Task directions — Your task is to gather the lines below that hold the string "وشذرات".

Dataset —

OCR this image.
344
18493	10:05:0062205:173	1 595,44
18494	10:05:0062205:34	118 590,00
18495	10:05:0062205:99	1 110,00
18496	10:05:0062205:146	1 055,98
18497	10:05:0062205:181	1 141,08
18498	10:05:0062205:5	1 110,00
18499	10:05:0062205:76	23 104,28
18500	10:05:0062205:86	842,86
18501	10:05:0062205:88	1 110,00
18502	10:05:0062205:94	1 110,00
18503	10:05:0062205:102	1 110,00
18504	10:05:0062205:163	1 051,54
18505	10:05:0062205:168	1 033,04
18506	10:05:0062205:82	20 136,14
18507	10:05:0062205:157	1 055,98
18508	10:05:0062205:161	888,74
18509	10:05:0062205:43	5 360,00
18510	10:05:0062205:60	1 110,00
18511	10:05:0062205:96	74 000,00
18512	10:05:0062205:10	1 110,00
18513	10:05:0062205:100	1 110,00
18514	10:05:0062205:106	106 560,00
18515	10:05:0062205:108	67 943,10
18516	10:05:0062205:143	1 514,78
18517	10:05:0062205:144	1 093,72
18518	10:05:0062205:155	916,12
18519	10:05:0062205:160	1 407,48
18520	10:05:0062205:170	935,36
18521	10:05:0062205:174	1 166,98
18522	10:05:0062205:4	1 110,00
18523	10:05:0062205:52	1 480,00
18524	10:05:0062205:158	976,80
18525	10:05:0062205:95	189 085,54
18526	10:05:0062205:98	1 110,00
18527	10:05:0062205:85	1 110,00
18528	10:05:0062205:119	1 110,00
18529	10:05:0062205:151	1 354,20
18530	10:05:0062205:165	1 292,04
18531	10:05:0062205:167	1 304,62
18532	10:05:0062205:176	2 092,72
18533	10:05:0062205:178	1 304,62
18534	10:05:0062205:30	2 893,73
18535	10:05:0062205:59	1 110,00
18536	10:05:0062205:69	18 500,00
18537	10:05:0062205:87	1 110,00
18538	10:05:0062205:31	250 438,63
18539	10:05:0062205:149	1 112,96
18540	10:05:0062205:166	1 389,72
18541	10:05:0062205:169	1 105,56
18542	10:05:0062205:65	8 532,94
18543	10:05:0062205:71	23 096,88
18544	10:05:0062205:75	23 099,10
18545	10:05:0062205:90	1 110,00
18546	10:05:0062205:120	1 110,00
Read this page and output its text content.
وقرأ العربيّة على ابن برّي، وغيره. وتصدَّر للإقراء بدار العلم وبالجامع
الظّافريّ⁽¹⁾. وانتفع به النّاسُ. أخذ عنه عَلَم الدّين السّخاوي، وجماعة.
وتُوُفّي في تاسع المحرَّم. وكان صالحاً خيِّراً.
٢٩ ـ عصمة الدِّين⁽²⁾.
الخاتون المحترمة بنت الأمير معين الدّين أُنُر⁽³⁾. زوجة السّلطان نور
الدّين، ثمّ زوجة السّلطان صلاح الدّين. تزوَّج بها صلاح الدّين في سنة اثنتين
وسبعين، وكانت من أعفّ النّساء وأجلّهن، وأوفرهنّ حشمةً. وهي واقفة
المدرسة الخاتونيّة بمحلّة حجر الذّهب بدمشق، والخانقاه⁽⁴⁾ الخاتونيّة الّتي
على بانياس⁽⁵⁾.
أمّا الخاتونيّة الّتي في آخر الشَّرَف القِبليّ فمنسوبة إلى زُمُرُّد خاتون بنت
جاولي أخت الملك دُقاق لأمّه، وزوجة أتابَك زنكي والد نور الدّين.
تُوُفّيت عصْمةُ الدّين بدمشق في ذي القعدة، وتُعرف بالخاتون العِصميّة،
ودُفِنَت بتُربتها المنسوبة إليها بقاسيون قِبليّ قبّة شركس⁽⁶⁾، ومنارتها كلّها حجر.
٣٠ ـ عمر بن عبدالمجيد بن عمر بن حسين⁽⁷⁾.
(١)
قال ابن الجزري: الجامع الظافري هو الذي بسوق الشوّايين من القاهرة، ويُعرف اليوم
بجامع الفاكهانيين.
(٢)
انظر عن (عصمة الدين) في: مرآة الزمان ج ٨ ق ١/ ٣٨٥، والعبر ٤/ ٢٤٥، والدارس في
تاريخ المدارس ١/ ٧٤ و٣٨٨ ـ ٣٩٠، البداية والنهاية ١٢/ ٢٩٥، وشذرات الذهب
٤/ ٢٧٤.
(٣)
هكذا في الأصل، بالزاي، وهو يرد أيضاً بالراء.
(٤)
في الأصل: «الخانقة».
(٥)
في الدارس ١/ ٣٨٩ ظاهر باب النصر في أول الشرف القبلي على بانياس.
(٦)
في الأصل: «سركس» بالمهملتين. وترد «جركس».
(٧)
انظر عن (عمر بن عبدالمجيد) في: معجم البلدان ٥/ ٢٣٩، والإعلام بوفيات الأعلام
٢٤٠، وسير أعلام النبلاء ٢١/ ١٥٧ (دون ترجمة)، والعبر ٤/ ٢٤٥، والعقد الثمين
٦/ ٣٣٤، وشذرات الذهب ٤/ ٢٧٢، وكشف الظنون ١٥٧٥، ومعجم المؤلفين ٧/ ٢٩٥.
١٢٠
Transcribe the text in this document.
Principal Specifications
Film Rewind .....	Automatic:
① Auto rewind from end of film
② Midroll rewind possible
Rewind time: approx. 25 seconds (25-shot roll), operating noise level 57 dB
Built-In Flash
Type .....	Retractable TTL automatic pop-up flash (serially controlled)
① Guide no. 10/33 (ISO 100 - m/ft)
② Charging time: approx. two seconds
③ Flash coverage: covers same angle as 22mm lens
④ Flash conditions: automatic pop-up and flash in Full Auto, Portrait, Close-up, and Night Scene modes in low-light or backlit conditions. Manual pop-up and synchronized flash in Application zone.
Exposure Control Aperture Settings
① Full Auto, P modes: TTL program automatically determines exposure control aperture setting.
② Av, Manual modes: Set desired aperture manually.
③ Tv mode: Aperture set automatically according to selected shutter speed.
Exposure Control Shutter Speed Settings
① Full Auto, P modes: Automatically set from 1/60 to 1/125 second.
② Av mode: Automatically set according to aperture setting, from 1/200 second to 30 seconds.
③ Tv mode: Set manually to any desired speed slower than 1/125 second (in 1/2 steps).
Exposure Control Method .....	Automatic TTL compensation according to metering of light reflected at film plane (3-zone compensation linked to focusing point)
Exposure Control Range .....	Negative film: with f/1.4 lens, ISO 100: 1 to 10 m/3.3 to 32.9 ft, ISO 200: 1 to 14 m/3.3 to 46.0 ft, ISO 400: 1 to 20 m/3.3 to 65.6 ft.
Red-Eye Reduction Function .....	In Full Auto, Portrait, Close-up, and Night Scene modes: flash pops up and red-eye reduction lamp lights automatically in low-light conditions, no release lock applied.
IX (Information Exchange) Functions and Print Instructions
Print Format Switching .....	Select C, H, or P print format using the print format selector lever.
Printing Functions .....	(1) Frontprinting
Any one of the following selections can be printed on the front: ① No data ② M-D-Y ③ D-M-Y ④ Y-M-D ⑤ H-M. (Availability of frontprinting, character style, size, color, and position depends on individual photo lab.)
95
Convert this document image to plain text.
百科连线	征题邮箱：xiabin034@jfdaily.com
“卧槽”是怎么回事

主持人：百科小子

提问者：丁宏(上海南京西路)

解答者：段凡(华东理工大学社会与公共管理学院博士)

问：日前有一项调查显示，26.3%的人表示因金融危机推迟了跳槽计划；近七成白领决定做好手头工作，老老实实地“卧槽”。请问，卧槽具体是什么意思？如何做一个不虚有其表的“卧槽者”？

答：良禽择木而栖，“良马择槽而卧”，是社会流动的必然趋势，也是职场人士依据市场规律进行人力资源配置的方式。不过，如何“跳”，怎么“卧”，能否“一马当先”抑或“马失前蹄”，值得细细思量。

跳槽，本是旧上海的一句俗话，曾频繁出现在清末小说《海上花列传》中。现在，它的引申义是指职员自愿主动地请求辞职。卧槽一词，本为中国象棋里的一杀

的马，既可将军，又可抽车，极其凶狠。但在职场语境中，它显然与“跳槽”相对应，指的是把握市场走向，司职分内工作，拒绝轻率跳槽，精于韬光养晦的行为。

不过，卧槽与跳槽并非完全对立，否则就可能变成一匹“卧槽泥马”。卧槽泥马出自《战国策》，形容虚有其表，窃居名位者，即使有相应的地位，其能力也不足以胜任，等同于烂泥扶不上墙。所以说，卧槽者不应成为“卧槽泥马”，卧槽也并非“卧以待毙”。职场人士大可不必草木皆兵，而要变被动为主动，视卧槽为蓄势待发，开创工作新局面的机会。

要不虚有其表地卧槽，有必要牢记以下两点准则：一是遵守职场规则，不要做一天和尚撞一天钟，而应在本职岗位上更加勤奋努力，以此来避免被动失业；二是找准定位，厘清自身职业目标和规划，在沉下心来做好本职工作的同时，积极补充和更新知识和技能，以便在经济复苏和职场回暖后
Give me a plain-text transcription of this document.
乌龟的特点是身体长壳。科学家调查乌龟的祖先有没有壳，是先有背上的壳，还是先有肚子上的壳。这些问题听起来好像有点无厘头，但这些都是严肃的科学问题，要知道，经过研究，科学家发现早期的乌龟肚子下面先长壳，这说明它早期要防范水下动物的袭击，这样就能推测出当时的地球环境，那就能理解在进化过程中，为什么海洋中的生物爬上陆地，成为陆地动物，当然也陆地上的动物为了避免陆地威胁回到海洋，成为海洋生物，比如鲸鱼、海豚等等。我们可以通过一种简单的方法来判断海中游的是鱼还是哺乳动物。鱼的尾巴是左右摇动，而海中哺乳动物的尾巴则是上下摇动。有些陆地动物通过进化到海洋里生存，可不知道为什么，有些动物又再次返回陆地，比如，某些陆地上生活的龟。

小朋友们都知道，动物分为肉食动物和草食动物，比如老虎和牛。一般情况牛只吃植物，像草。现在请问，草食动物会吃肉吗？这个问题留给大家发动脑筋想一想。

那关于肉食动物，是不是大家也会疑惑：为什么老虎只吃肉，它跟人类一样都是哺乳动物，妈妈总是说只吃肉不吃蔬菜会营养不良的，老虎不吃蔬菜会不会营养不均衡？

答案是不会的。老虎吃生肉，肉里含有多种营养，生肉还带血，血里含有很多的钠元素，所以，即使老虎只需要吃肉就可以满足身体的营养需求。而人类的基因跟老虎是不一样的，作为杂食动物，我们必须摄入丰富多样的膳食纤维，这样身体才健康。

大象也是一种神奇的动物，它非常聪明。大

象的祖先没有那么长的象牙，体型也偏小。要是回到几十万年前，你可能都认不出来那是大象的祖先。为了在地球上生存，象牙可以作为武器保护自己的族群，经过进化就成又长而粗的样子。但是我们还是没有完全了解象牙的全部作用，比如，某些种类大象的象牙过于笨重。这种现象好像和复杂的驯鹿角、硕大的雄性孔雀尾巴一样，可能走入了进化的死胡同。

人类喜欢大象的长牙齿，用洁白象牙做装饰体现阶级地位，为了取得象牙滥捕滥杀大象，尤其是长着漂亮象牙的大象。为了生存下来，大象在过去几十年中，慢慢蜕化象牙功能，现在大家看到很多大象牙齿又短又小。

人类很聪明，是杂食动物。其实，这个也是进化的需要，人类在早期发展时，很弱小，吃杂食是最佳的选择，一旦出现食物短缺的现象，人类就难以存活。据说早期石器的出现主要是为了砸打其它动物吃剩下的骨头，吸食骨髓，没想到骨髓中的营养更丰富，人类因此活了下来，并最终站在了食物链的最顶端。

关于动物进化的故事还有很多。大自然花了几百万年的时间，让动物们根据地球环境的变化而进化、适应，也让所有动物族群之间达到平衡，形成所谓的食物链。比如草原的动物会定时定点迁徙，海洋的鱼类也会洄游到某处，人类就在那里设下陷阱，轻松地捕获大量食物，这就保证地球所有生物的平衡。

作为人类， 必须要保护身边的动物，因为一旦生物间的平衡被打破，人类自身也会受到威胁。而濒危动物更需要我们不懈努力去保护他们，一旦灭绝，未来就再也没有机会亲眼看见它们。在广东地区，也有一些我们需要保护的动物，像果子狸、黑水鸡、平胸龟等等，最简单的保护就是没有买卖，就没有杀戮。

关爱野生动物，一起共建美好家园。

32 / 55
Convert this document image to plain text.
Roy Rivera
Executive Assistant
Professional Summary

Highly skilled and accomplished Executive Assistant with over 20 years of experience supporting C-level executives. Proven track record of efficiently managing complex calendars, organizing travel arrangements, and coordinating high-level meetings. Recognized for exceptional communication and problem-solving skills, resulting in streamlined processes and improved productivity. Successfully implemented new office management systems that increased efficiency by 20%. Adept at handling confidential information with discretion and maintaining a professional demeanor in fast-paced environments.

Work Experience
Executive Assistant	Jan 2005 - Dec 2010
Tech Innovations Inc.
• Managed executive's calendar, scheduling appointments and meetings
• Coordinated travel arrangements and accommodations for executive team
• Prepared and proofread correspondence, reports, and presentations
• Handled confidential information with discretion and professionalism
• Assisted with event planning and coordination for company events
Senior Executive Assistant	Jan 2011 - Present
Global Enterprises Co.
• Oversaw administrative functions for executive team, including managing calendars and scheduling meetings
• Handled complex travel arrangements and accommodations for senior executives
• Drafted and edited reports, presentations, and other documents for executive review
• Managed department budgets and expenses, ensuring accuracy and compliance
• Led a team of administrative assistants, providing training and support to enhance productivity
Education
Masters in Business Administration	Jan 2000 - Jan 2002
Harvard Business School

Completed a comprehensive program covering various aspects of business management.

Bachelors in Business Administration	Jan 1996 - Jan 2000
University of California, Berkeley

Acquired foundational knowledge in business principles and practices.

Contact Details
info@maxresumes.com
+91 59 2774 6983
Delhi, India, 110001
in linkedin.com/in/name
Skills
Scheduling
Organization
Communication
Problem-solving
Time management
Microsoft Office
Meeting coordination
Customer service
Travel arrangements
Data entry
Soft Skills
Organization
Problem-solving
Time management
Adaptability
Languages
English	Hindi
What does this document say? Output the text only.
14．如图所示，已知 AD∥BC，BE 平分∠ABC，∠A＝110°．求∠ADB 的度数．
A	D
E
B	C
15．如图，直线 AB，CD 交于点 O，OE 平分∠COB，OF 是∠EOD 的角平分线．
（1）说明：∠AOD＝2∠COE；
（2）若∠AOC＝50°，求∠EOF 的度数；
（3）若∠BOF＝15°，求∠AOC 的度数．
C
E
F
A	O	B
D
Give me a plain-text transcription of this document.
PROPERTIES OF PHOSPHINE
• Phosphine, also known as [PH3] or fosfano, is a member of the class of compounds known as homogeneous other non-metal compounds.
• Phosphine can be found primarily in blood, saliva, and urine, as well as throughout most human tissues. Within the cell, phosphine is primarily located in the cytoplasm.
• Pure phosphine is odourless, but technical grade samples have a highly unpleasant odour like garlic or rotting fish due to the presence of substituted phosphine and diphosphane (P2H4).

Written response —
تاريخ المدارس ١/ ٧٤ و٣٨٨ ـ ٣٩٠، البداية والنهاية ١٢/ ٢٩٥، وشذرات الذهب
٦/ ٣٣٤، وشذرات الذهب ٤/ ٢٧٢، وكشف الظنون ١٥٧٥، ومعجم المؤلفين ٧/ ٢٩٥.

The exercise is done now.